■ **WHAT THE TASK ASKS**: The records are to be restated in their entirety, word for word.

START

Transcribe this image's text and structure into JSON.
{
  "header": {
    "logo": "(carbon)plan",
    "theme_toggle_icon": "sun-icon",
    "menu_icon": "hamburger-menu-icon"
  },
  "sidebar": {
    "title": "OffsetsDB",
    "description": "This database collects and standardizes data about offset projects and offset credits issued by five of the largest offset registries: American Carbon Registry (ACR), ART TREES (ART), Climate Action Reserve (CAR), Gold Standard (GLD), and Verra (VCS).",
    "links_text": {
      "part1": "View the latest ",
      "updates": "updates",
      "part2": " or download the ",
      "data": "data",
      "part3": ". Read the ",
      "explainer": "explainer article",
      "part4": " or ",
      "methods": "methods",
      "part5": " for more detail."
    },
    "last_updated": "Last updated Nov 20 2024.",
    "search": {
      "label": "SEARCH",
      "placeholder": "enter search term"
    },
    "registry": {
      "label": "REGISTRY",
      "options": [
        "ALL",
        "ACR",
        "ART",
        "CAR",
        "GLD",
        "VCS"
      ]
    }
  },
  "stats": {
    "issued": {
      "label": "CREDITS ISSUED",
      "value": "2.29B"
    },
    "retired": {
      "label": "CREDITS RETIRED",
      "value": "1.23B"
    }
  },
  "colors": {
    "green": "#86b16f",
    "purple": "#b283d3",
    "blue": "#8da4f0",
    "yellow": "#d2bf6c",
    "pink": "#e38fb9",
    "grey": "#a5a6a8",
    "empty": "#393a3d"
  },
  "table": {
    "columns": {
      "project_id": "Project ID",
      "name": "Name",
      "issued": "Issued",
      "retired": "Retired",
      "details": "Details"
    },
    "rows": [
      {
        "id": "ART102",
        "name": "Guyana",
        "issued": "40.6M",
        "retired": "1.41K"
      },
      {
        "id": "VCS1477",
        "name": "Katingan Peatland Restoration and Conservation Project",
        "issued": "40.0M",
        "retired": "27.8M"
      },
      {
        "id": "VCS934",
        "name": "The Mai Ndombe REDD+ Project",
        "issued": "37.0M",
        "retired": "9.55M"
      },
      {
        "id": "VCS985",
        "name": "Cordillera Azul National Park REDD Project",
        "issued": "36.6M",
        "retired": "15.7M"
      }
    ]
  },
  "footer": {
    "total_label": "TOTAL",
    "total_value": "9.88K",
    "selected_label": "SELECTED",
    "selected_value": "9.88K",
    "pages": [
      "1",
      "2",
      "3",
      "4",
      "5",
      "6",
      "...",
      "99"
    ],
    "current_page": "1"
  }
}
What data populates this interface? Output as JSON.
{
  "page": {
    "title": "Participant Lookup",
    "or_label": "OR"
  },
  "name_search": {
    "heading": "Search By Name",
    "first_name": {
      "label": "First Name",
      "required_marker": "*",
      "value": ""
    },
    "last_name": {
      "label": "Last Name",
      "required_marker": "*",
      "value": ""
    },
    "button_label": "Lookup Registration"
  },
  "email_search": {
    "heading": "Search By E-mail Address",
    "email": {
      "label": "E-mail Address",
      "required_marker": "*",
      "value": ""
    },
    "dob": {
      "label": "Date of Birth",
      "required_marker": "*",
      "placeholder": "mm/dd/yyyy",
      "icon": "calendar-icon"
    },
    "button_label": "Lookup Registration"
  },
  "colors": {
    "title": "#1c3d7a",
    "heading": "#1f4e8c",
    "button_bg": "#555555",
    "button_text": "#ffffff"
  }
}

END

■ **EXPECTED ANSWER**:
Transcribe this image's text and structure into JSON.
{
  "header": {
    "logo": "(carbon)plan",
    "theme_toggle_icon": "sun-icon",
    "menu_icon": "hamburger-menu-icon"
  },
  "sidebar": {
    "title": "OffsetsDB",
    "description": "This database collects and standardizes data about offset projects and offset credits issued by five of the largest offset registries: American Carbon Registry (ACR), ART TREES (ART), Climate Action Reserve (CAR), Gold Standard (GLD), and Verra (VCS).",
    "links_text": {
      "part1": "View the latest ",
      "updates": "updates",
      "part2": " or download the ",
      "data": "data",
      "part3": ". Read the ",
      "explainer": "explainer article",
      "part4": " or ",
      "methods": "methods",
      "part5": " for more detail."
    },
    "last_updated": "Last updated Nov 20 2024.",
    "search": {
      "label": "SEARCH",
      "placeholder": "enter search term"
    },
    "registry": {
      "label": "REGISTRY",
      "options": [
        "ALL",
        "ACR",
        "ART",
        "CAR",
        "GLD",
        "VCS"
      ]
    }
  },
  "stats": {
    "issued": {
      "label": "CREDITS ISSUED",
      "value": "2.29B"
    },
    "retired": {
      "label": "CREDITS RETIRED",
      "value": "1.23B"
    }
  },
  "colors": {
    "green": "#86b16f",
    "purple": "#b283d3",
    "blue": "#8da4f0",
    "yellow": "#d2bf6c",
    "pink": "#e38fb9",
    "grey": "#a5a6a8",
    "empty": "#393a3d"
  },
  "table": {
    "columns": {
      "project_id": "Project ID",
      "name": "Name",
      "issued": "Issued",
      "retired": "Retired",
      "details": "Details"
    },
    "rows": [
      {
        "id": "ART102",
        "name": "Guyana",
        "issued": "40.6M",
        "retired": "1.41K"
      },
      {
        "id": "VCS1477",
        "name": "Katingan Peatland Restoration and Conservation Project",
        "issued": "40.0M",
        "retired": "27.8M"
      },
      {
        "id": "VCS934",
        "name": "The Mai Ndombe REDD+ Project",
        "issued": "37.0M",
        "retired": "9.55M"
      },
      {
        "id": "VCS985",
        "name": "Cordillera Azul National Park REDD Project",
        "issued": "36.6M",
        "retired": "15.7M"
      }
    ]
  },
  "footer": {
    "total_label": "TOTAL",
    "total_value": "9.88K",
    "selected_label": "SELECTED",
    "selected_value": "9.88K",
    "pages": [
      "1",
      "2",
      "3",
      "4",
      "5",
      "6",
      "...",
      "99"
    ],
    "current_page": "1"
  }
}
What data populates this interface? Output as JSON.
{
  "page": {
    "title": "Participant Lookup",
    "or_label": "OR"
  },
  "name_search": {
    "heading": "Search By Name",
    "first_name": {
      "label": "First Name",
      "required_marker": "*",
      "value": ""
    },
    "last_name": {
      "label": "Last Name",
      "required_marker": "*",
      "value": ""
    },
    "button_label": "Lookup Registration"
  },
  "email_search": {
    "heading": "Search By E-mail Address",
    "email": {
      "label": "E-mail Address",
      "required_marker": "*",
      "value": ""
    },
    "dob": {
      "label": "Date of Birth",
      "required_marker": "*",
      "placeholder": "mm/dd/yyyy",
      "icon": "calendar-icon"
    },
    "button_label": "Lookup Registration"
  },
  "colors": {
    "title": "#1c3d7a",
    "heading": "#1f4e8c",
    "button_bg": "#555555",
    "button_text": "#ffffff"
  }
}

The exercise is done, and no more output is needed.